Please restate the following records word for word.

** START DATA SUPPLIED **

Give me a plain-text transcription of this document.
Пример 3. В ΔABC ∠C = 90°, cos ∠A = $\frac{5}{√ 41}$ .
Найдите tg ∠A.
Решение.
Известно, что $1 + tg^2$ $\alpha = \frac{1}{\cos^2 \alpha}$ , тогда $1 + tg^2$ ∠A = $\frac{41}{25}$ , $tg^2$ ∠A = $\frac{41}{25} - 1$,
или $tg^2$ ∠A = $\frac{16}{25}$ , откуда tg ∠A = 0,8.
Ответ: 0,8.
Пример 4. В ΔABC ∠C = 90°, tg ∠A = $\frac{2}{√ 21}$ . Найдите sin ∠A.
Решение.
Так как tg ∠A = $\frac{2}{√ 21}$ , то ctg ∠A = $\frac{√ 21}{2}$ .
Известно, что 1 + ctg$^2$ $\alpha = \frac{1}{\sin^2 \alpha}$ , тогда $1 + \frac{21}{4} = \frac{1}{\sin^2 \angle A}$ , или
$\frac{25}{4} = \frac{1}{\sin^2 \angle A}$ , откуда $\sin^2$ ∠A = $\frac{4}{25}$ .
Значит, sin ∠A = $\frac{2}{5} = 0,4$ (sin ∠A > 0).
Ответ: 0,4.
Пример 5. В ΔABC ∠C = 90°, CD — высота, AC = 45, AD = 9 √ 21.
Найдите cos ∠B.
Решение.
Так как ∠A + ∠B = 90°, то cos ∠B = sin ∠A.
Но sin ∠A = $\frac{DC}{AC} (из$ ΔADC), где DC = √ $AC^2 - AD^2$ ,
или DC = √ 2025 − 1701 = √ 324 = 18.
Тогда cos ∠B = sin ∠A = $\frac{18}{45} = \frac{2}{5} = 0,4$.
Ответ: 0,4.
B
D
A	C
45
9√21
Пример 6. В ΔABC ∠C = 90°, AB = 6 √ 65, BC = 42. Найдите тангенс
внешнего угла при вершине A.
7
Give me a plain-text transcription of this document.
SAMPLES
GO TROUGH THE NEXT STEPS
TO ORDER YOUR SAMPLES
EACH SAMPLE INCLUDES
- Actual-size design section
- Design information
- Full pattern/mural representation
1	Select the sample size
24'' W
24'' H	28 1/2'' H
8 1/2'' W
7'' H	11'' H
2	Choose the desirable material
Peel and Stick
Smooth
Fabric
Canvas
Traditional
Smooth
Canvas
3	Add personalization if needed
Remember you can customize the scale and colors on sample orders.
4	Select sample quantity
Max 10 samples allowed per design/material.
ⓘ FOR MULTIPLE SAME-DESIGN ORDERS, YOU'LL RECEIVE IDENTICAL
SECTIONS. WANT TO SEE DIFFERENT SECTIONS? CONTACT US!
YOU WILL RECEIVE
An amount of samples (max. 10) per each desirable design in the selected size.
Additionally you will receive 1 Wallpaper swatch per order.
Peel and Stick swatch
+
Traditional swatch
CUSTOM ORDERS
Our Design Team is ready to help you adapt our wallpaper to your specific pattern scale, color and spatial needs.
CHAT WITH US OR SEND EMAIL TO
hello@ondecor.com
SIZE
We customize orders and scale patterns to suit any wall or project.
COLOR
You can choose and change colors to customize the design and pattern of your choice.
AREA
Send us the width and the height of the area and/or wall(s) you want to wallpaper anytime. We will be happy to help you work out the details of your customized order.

** END DATA SUPPLIED **

■ EXERCISE OUTPUT
Give me a plain-text transcription of this document.
Пример 3. В ΔABC ∠C = 90°, cos ∠A = $\frac{5}{√ 41}$ .
Найдите tg ∠A.
Решение.
Известно, что $1 + tg^2$ $\alpha = \frac{1}{\cos^2 \alpha}$ , тогда $1 + tg^2$ ∠A = $\frac{41}{25}$ , $tg^2$ ∠A = $\frac{41}{25} - 1$,
или $tg^2$ ∠A = $\frac{16}{25}$ , откуда tg ∠A = 0,8.
Ответ: 0,8.
Пример 4. В ΔABC ∠C = 90°, tg ∠A = $\frac{2}{√ 21}$ . Найдите sin ∠A.
Решение.
Так как tg ∠A = $\frac{2}{√ 21}$ , то ctg ∠A = $\frac{√ 21}{2}$ .
Известно, что 1 + ctg$^2$ $\alpha = \frac{1}{\sin^2 \alpha}$ , тогда $1 + \frac{21}{4} = \frac{1}{\sin^2 \angle A}$ , или
$\frac{25}{4} = \frac{1}{\sin^2 \angle A}$ , откуда $\sin^2$ ∠A = $\frac{4}{25}$ .
Значит, sin ∠A = $\frac{2}{5} = 0,4$ (sin ∠A > 0).
Ответ: 0,4.
Пример 5. В ΔABC ∠C = 90°, CD — высота, AC = 45, AD = 9 √ 21.
Найдите cos ∠B.
Решение.
Так как ∠A + ∠B = 90°, то cos ∠B = sin ∠A.
Но sin ∠A = $\frac{DC}{AC} (из$ ΔADC), где DC = √ $AC^2 - AD^2$ ,
или DC = √ 2025 − 1701 = √ 324 = 18.
Тогда cos ∠B = sin ∠A = $\frac{18}{45} = \frac{2}{5} = 0,4$.
Ответ: 0,4.
B
D
A	C
45
9√21
Пример 6. В ΔABC ∠C = 90°, AB = 6 √ 65, BC = 42. Найдите тангенс
внешнего угла при вершине A.
7
Give me a plain-text transcription of this document.
SAMPLES
GO TROUGH THE NEXT STEPS
TO ORDER YOUR SAMPLES
EACH SAMPLE INCLUDES
- Actual-size design section
- Design information
- Full pattern/mural representation
1	Select the sample size
24'' W
24'' H	28 1/2'' H
8 1/2'' W
7'' H	11'' H
2	Choose the desirable material
Peel and Stick
Smooth
Fabric
Canvas
Traditional
Smooth
Canvas
3	Add personalization if needed
Remember you can customize the scale and colors on sample orders.
4	Select sample quantity
Max 10 samples allowed per design/material.
ⓘ FOR MULTIPLE SAME-DESIGN ORDERS, YOU'LL RECEIVE IDENTICAL
SECTIONS. WANT TO SEE DIFFERENT SECTIONS? CONTACT US!
YOU WILL RECEIVE
An amount of samples (max. 10) per each desirable design in the selected size.
Additionally you will receive 1 Wallpaper swatch per order.
Peel and Stick swatch
+
Traditional swatch
CUSTOM ORDERS
Our Design Team is ready to help you adapt our wallpaper to your specific pattern scale, color and spatial needs.
CHAT WITH US OR SEND EMAIL TO
hello@ondecor.com
SIZE
We customize orders and scale patterns to suit any wall or project.
COLOR
You can choose and change colors to customize the design and pattern of your choice.
AREA
Send us the width and the height of the area and/or wall(s) you want to wallpaper anytime. We will be happy to help you work out the details of your customized order.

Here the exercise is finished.